For chat channels, Chat Server provides the following features:
- All chat conversations can be conducted in multiple languages (including the use of emojis) without any special configuration. For the correct processing of chat session interaction attributes, Unicode Transformation Format-8 (UTF-8) mode can be enabled for all components.
- The cleanup of Personally Identifiable Information (PII) can be enabled in configuration settings. For example, forcing Chat Server to replace digits in credit card numbers with the asterisk symbol, preventing it from appearing in the chat session transcript.
- Inactivity control can be enabled to detect a conversation's inactivity, send an alert to the chat participants, and to close the chat session automatically if the activity is not resumed.
- For web chat, the full high-availability support is provided by utilizing either UCS or Cassandra as the storage for the intermediate content of the chat conversation.
- Every chat session can be silently monitored by a supervisor. The agent can invite another agent into the same chat session either in conference mode (when the second agent is visible to a customer), or in consult/coaching mode (when the second agent is invisible to a customer).
- Most of the channels (including web chat) support file transfer, where both a customer and the agent can send files to each other. Some channels support rich media elements or so-called structured messages (for example, list picker in Apple Business Chat, or a carousel for web chat).
Additional functionality provided by other components:
- Agent Desktop provides:
- Agent access to the full contact history (all previous chat and non-chat interactions with a customer)

....

To be done ▸
**1.** Switch "supervisor" to "team lead" in the Chat Server feature list, and write out the passage that begins at the words "- For web chat, the" and stops after "for web chat).".
**2.** In the Chat Server feature list, why might Chat Server be forced to replace the digits in credit card numbers with the asterisk symbol?

Source data
....

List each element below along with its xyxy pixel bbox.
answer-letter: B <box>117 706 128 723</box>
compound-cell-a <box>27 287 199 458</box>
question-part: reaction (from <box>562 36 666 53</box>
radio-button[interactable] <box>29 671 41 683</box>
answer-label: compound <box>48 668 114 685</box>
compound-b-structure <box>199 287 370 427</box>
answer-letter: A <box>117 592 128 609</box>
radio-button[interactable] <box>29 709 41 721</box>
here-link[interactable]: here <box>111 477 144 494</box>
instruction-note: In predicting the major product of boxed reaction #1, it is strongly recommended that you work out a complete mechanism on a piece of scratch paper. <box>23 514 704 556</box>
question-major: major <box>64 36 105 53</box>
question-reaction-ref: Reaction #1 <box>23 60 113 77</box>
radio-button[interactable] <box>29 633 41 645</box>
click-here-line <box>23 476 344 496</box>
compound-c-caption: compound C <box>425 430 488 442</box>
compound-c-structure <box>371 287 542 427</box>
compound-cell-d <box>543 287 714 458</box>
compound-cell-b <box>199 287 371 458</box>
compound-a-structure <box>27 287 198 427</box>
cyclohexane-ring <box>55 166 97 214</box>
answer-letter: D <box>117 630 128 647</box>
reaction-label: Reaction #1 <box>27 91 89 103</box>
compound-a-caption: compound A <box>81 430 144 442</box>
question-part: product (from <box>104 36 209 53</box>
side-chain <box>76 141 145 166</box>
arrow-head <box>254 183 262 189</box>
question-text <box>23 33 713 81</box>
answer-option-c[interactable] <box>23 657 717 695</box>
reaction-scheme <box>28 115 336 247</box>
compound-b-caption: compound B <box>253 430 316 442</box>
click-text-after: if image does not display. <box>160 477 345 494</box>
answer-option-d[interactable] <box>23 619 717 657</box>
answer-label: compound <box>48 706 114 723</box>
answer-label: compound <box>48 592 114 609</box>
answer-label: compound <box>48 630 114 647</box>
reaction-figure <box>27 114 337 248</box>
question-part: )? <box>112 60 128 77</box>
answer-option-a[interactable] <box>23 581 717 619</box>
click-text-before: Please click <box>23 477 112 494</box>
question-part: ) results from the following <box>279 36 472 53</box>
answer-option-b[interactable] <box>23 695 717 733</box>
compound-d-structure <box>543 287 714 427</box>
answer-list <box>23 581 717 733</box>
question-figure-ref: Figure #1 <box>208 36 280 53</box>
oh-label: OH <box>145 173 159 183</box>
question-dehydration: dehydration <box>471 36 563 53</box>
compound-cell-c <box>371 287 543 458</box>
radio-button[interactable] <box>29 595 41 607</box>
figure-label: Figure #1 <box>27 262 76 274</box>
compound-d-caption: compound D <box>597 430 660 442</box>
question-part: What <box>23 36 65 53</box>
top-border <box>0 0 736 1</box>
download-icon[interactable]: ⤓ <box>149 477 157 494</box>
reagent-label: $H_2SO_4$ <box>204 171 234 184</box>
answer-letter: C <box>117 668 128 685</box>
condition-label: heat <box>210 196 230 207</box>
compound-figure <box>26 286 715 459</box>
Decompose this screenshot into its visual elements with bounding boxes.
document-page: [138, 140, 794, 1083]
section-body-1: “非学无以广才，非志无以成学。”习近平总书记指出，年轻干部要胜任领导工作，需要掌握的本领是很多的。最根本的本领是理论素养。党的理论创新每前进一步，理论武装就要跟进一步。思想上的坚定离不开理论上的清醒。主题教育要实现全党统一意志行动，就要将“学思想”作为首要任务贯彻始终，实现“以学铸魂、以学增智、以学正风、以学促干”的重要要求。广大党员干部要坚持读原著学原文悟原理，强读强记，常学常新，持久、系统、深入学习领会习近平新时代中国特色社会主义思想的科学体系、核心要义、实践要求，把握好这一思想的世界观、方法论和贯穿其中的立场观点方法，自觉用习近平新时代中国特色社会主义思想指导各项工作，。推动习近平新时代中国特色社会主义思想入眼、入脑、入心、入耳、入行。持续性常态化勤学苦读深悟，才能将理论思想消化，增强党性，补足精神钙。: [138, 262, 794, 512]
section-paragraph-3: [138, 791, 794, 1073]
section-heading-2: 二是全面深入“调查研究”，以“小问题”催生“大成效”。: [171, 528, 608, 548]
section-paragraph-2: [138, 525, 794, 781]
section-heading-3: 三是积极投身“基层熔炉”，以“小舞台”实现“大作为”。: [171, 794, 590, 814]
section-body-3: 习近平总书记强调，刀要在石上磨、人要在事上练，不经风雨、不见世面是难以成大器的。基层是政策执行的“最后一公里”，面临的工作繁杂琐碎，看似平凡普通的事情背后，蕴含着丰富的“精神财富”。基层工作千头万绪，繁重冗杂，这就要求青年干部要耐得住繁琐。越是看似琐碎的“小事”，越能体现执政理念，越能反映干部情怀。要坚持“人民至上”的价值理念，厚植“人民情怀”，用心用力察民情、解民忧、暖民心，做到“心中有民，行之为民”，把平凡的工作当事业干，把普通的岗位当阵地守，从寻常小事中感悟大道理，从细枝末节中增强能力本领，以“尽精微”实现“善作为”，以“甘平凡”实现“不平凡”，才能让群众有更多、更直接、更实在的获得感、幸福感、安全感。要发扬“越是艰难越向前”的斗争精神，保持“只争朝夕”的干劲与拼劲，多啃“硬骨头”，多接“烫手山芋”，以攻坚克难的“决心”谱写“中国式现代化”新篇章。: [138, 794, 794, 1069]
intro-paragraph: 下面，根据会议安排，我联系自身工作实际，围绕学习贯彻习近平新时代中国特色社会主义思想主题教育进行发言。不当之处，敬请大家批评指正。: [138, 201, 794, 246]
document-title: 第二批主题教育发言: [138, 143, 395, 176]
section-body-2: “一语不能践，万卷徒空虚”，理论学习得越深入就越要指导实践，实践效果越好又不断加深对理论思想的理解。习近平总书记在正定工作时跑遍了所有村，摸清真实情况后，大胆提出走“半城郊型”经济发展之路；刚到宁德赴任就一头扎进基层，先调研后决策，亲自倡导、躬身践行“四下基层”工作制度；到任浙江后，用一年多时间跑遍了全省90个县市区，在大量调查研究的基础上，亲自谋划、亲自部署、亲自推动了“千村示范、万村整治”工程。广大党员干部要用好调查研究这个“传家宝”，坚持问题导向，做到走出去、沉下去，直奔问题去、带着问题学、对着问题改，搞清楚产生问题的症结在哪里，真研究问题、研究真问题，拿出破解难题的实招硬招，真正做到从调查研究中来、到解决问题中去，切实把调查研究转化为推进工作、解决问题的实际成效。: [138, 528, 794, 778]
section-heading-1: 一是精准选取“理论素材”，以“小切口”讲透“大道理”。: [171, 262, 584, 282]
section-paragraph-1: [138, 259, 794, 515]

....

Responses by task ▸
**1.**
- For web chat, the full high-availability support is provided by utilizing either UCS or Cassandra as the storage for the intermediate content of the chat conversation.
- Every chat session can be silently monitored by a team lead. The agent can invite another agent into the same chat session either in conference mode (when the second agent is visible to a customer), or in consult/coaching mode (when the second agent is invisible to a customer).
- Most of the channels (including web chat) support file transfer, where both a customer and the agent can send files to each other. Some channels support rich media elements or so-called structured messages (for example, list picker in Apple Business Chat, or a carousel for web chat).

**2.** Replacing the digits keeps the credit card number from appearing in the chat session transcript. It is given as an example of the cleanup of Personally Identifiable Information, which can be enabled in configuration settings.